Dataset entries:
— Start —

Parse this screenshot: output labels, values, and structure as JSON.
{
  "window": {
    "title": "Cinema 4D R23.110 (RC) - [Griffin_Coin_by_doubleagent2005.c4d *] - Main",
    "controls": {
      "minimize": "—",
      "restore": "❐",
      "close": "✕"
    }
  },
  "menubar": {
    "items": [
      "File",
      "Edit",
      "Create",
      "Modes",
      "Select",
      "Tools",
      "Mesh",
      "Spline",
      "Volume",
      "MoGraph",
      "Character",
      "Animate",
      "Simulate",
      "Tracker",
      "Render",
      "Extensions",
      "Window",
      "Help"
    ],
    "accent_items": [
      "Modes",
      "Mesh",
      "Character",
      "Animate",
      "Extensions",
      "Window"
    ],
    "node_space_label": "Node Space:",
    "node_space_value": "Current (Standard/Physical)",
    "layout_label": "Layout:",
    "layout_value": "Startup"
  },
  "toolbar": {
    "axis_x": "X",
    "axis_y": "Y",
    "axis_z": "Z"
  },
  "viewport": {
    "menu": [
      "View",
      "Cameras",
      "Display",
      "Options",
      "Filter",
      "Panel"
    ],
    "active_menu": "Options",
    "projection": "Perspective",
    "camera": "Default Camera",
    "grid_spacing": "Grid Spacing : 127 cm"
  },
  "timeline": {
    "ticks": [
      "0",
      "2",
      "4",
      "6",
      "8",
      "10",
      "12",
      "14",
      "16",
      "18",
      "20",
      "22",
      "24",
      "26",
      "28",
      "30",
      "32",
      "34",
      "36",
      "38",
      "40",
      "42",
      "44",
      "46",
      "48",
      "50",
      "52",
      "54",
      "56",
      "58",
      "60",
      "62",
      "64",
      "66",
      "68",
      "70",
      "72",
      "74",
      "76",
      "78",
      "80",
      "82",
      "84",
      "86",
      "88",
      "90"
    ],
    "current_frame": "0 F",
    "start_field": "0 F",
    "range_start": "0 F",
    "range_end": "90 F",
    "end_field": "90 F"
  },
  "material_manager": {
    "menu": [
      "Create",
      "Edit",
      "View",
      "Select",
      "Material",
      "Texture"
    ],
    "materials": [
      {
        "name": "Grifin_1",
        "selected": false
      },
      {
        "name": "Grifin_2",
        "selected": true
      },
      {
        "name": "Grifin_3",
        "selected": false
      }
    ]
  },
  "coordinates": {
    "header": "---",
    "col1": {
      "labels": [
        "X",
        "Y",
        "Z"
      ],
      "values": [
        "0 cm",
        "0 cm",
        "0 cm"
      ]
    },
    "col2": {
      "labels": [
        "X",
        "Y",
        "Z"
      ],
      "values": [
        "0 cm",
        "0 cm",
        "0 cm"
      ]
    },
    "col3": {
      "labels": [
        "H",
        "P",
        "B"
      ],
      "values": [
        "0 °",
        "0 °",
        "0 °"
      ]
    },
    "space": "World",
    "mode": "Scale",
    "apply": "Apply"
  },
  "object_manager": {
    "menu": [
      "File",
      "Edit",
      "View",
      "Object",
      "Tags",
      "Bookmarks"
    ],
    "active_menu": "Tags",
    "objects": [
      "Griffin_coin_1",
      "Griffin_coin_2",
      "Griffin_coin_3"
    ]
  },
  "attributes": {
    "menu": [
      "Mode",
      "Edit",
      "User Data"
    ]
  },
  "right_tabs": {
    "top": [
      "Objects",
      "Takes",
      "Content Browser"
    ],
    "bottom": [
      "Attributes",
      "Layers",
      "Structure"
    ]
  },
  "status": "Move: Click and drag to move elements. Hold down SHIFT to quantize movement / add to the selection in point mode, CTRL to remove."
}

— End —

**TASK DESCRIPTION:**
Print the material above once more, exactly.

**RESPONSE TO THIS TASK:**
Parse this screenshot: output labels, values, and structure as JSON.
{
  "window": {
    "title": "Cinema 4D R23.110 (RC) - [Griffin_Coin_by_doubleagent2005.c4d *] - Main",
    "controls": {
      "minimize": "—",
      "restore": "❐",
      "close": "✕"
    }
  },
  "menubar": {
    "items": [
      "File",
      "Edit",
      "Create",
      "Modes",
      "Select",
      "Tools",
      "Mesh",
      "Spline",
      "Volume",
      "MoGraph",
      "Character",
      "Animate",
      "Simulate",
      "Tracker",
      "Render",
      "Extensions",
      "Window",
      "Help"
    ],
    "accent_items": [
      "Modes",
      "Mesh",
      "Character",
      "Animate",
      "Extensions",
      "Window"
    ],
    "node_space_label": "Node Space:",
    "node_space_value": "Current (Standard/Physical)",
    "layout_label": "Layout:",
    "layout_value": "Startup"
  },
  "toolbar": {
    "axis_x": "X",
    "axis_y": "Y",
    "axis_z": "Z"
  },
  "viewport": {
    "menu": [
      "View",
      "Cameras",
      "Display",
      "Options",
      "Filter",
      "Panel"
    ],
    "active_menu": "Options",
    "projection": "Perspective",
    "camera": "Default Camera",
    "grid_spacing": "Grid Spacing : 127 cm"
  },
  "timeline": {
    "ticks": [
      "0",
      "2",
      "4",
      "6",
      "8",
      "10",
      "12",
      "14",
      "16",
      "18",
      "20",
      "22",
      "24",
      "26",
      "28",
      "30",
      "32",
      "34",
      "36",
      "38",
      "40",
      "42",
      "44",
      "46",
      "48",
      "50",
      "52",
      "54",
      "56",
      "58",
      "60",
      "62",
      "64",
      "66",
      "68",
      "70",
      "72",
      "74",
      "76",
      "78",
      "80",
      "82",
      "84",
      "86",
      "88",
      "90"
    ],
    "current_frame": "0 F",
    "start_field": "0 F",
    "range_start": "0 F",
    "range_end": "90 F",
    "end_field": "90 F"
  },
  "material_manager": {
    "menu": [
      "Create",
      "Edit",
      "View",
      "Select",
      "Material",
      "Texture"
    ],
    "materials": [
      {
        "name": "Grifin_1",
        "selected": false
      },
      {
        "name": "Grifin_2",
        "selected": true
      },
      {
        "name": "Grifin_3",
        "selected": false
      }
    ]
  },
  "coordinates": {
    "header": "---",
    "col1": {
      "labels": [
        "X",
        "Y",
        "Z"
      ],
      "values": [
        "0 cm",
        "0 cm",
        "0 cm"
      ]
    },
    "col2": {
      "labels": [
        "X",
        "Y",
        "Z"
      ],
      "values": [
        "0 cm",
        "0 cm",
        "0 cm"
      ]
    },
    "col3": {
      "labels": [
        "H",
        "P",
        "B"
      ],
      "values": [
        "0 °",
        "0 °",
        "0 °"
      ]
    },
    "space": "World",
    "mode": "Scale",
    "apply": "Apply"
  },
  "object_manager": {
    "menu": [
      "File",
      "Edit",
      "View",
      "Object",
      "Tags",
      "Bookmarks"
    ],
    "active_menu": "Tags",
    "objects": [
      "Griffin_coin_1",
      "Griffin_coin_2",
      "Griffin_coin_3"
    ]
  },
  "attributes": {
    "menu": [
      "Mode",
      "Edit",
      "User Data"
    ]
  },
  "right_tabs": {
    "top": [
      "Objects",
      "Takes",
      "Content Browser"
    ],
    "bottom": [
      "Attributes",
      "Layers",
      "Structure"
    ]
  },
  "status": "Move: Click and drag to move elements. Hold down SHIFT to quantize movement / add to the selection in point mode, CTRL to remove."
}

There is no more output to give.